• The task:
Gather every line of the records below that contains the string "icon" and copy each one in full.

===== Dataset records =====

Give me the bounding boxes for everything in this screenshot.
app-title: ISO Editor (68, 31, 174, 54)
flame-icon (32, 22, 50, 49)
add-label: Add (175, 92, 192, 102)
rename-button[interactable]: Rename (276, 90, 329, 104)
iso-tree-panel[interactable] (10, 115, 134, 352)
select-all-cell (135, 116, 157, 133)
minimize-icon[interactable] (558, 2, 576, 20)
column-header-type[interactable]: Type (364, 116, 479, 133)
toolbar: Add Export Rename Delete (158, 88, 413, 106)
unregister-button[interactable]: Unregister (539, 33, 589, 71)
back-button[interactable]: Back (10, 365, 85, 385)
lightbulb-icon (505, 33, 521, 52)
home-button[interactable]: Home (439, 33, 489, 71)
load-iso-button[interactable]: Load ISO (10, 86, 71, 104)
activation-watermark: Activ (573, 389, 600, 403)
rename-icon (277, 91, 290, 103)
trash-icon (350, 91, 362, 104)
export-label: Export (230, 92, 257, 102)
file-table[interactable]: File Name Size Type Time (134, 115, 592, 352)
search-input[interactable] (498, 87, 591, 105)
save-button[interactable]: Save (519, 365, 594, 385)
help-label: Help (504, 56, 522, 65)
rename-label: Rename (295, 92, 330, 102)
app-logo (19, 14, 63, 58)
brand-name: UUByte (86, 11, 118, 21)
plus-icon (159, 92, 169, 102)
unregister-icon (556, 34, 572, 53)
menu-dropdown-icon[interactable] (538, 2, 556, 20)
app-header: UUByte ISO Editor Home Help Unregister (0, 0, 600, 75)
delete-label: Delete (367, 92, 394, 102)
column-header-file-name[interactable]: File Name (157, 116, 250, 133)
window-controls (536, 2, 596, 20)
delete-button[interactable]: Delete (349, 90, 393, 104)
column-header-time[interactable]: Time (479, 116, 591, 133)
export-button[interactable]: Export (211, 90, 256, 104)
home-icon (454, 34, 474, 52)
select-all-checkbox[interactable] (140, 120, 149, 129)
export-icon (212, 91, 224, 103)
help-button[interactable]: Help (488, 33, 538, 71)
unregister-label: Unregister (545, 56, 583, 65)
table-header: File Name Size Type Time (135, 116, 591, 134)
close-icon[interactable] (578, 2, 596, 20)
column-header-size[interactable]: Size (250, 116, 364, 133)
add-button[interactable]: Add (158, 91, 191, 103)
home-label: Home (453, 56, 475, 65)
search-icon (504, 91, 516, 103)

=====

• Exercise solution:
flame-icon (32, 22, 50, 49)
minimize-icon[interactable] (558, 2, 576, 20)
lightbulb-icon (505, 33, 521, 52)
rename-icon (277, 91, 290, 103)
trash-icon (350, 91, 362, 104)
plus-icon (159, 92, 169, 102)
unregister-icon (556, 34, 572, 53)
menu-dropdown-icon[interactable] (538, 2, 556, 20)
home-icon (454, 34, 474, 52)
export-icon (212, 91, 224, 103)
close-icon[interactable] (578, 2, 596, 20)
search-icon (504, 91, 516, 103)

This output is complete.